_PROBLEM DESCRIPTION_.
All of the data needs to be repeated exactly.

»»

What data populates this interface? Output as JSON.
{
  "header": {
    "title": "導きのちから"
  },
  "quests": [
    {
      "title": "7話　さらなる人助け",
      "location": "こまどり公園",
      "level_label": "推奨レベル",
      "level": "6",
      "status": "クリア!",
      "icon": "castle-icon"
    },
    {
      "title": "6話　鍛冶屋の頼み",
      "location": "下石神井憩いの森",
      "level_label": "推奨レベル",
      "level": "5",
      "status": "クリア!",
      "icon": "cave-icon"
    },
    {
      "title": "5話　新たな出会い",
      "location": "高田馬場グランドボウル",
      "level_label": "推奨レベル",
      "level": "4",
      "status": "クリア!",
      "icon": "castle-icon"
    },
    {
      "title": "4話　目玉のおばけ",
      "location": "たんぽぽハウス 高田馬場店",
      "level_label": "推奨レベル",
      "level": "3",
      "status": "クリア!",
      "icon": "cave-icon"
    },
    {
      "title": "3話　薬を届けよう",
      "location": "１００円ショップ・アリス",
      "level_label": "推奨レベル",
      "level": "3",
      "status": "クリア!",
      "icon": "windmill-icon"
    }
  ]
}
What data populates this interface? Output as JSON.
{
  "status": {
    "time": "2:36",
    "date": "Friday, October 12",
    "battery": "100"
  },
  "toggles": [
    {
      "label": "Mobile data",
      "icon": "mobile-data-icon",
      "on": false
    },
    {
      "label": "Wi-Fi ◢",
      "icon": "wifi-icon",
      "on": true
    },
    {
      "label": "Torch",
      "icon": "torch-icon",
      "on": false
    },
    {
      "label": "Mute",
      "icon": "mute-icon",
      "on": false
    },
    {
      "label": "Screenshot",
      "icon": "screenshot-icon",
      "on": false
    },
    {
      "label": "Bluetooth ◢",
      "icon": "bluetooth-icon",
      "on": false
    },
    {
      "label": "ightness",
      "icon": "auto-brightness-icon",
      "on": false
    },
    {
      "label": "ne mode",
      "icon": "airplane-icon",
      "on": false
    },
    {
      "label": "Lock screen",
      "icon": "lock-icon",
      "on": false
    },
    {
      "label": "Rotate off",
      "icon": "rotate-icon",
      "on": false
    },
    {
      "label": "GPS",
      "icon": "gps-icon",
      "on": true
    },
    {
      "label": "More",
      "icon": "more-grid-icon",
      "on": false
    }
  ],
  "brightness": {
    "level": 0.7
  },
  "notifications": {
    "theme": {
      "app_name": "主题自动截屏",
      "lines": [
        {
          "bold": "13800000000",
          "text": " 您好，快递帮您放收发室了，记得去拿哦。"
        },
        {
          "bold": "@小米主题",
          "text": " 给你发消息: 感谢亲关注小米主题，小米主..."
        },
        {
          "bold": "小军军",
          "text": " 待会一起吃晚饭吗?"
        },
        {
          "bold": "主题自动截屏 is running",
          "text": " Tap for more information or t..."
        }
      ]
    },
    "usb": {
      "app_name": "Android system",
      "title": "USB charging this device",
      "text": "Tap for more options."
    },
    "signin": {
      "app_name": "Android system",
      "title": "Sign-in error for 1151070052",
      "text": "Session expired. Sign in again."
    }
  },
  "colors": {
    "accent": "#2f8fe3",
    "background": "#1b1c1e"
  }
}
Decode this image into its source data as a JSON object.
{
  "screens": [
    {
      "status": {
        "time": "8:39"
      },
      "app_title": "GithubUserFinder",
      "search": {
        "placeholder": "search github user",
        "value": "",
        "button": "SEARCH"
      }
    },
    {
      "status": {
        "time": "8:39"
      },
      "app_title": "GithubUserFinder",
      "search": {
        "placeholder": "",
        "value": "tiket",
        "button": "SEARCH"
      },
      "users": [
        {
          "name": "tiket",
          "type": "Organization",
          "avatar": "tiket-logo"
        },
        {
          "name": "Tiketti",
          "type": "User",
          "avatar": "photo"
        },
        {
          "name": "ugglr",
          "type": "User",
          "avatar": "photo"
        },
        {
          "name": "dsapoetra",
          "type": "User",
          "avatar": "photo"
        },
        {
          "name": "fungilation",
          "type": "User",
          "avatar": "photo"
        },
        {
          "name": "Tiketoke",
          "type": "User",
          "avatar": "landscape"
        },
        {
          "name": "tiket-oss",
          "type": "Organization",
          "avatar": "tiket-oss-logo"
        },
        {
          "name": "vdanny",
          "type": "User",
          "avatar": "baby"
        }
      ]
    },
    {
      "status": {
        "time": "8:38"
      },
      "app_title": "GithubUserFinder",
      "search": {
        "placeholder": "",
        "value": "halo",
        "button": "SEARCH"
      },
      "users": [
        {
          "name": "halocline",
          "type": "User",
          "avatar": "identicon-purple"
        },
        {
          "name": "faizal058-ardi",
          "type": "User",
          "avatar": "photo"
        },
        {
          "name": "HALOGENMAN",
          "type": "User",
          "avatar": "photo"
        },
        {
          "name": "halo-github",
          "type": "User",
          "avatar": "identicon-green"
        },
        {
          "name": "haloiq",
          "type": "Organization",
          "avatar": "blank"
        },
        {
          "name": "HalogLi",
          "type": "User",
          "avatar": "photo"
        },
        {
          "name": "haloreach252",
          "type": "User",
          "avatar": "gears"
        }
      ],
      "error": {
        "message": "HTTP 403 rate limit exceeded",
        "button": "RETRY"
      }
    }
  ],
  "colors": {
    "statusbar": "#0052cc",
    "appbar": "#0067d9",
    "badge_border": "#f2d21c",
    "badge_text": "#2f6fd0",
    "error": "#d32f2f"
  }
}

««

_RESPONSE_.
What data populates this interface? Output as JSON.
{
  "header": {
    "title": "導きのちから"
  },
  "quests": [
    {
      "title": "7話　さらなる人助け",
      "location": "こまどり公園",
      "level_label": "推奨レベル",
      "level": "6",
      "status": "クリア!",
      "icon": "castle-icon"
    },
    {
      "title": "6話　鍛冶屋の頼み",
      "location": "下石神井憩いの森",
      "level_label": "推奨レベル",
      "level": "5",
      "status": "クリア!",
      "icon": "cave-icon"
    },
    {
      "title": "5話　新たな出会い",
      "location": "高田馬場グランドボウル",
      "level_label": "推奨レベル",
      "level": "4",
      "status": "クリア!",
      "icon": "castle-icon"
    },
    {
      "title": "4話　目玉のおばけ",
      "location": "たんぽぽハウス 高田馬場店",
      "level_label": "推奨レベル",
      "level": "3",
      "status": "クリア!",
      "icon": "cave-icon"
    },
    {
      "title": "3話　薬を届けよう",
      "location": "１００円ショップ・アリス",
      "level_label": "推奨レベル",
      "level": "3",
      "status": "クリア!",
      "icon": "windmill-icon"
    }
  ]
}
What data populates this interface? Output as JSON.
{
  "status": {
    "time": "2:36",
    "date": "Friday, October 12",
    "battery": "100"
  },
  "toggles": [
    {
      "label": "Mobile data",
      "icon": "mobile-data-icon",
      "on": false
    },
    {
      "label": "Wi-Fi ◢",
      "icon": "wifi-icon",
      "on": true
    },
    {
      "label": "Torch",
      "icon": "torch-icon",
      "on": false
    },
    {
      "label": "Mute",
      "icon": "mute-icon",
      "on": false
    },
    {
      "label": "Screenshot",
      "icon": "screenshot-icon",
      "on": false
    },
    {
      "label": "Bluetooth ◢",
      "icon": "bluetooth-icon",
      "on": false
    },
    {
      "label": "ightness",
      "icon": "auto-brightness-icon",
      "on": false
    },
    {
      "label": "ne mode",
      "icon": "airplane-icon",
      "on": false
    },
    {
      "label": "Lock screen",
      "icon": "lock-icon",
      "on": false
    },
    {
      "label": "Rotate off",
      "icon": "rotate-icon",
      "on": false
    },
    {
      "label": "GPS",
      "icon": "gps-icon",
      "on": true
    },
    {
      "label": "More",
      "icon": "more-grid-icon",
      "on": false
    }
  ],
  "brightness": {
    "level": 0.7
  },
  "notifications": {
    "theme": {
      "app_name": "主题自动截屏",
      "lines": [
        {
          "bold": "13800000000",
          "text": " 您好，快递帮您放收发室了，记得去拿哦。"
        },
        {
          "bold": "@小米主题",
          "text": " 给你发消息: 感谢亲关注小米主题，小米主..."
        },
        {
          "bold": "小军军",
          "text": " 待会一起吃晚饭吗?"
        },
        {
          "bold": "主题自动截屏 is running",
          "text": " Tap for more information or t..."
        }
      ]
    },
    "usb": {
      "app_name": "Android system",
      "title": "USB charging this device",
      "text": "Tap for more options."
    },
    "signin": {
      "app_name": "Android system",
      "title": "Sign-in error for 1151070052",
      "text": "Session expired. Sign in again."
    }
  },
  "colors": {
    "accent": "#2f8fe3",
    "background": "#1b1c1e"
  }
}
Decode this image into its source data as a JSON object.
{
  "screens": [
    {
      "status": {
        "time": "8:39"
      },
      "app_title": "GithubUserFinder",
      "search": {
        "placeholder": "search github user",
        "value": "",
        "button": "SEARCH"
      }
    },
    {
      "status": {
        "time": "8:39"
      },
      "app_title": "GithubUserFinder",
      "search": {
        "placeholder": "",
        "value": "tiket",
        "button": "SEARCH"
      },
      "users": [
        {
          "name": "tiket",
          "type": "Organization",
          "avatar": "tiket-logo"
        },
        {
          "name": "Tiketti",
          "type": "User",
          "avatar": "photo"
        },
        {
          "name": "ugglr",
          "type": "User",
          "avatar": "photo"
        },
        {
          "name": "dsapoetra",
          "type": "User",
          "avatar": "photo"
        },
        {
          "name": "fungilation",
          "type": "User",
          "avatar": "photo"
        },
        {
          "name": "Tiketoke",
          "type": "User",
          "avatar": "landscape"
        },
        {
          "name": "tiket-oss",
          "type": "Organization",
          "avatar": "tiket-oss-logo"
        },
        {
          "name": "vdanny",
          "type": "User",
          "avatar": "baby"
        }
      ]
    },
    {
      "status": {
        "time": "8:38"
      },
      "app_title": "GithubUserFinder",
      "search": {
        "placeholder": "",
        "value": "halo",
        "button": "SEARCH"
      },
      "users": [
        {
          "name": "halocline",
          "type": "User",
          "avatar": "identicon-purple"
        },
        {
          "name": "faizal058-ardi",
          "type": "User",
          "avatar": "photo"
        },
        {
          "name": "HALOGENMAN",
          "type": "User",
          "avatar": "photo"
        },
        {
          "name": "halo-github",
          "type": "User",
          "avatar": "identicon-green"
        },
        {
          "name": "haloiq",
          "type": "Organization",
          "avatar": "blank"
        },
        {
          "name": "HalogLi",
          "type": "User",
          "avatar": "photo"
        },
        {
          "name": "haloreach252",
          "type": "User",
          "avatar": "gears"
        }
      ],
      "error": {
        "message": "HTTP 403 rate limit exceeded",
        "button": "RETRY"
      }
    }
  ],
  "colors": {
    "statusbar": "#0052cc",
    "appbar": "#0067d9",
    "badge_border": "#f2d21c",
    "badge_text": "#2f6fd0",
    "error": "#d32f2f"
  }
}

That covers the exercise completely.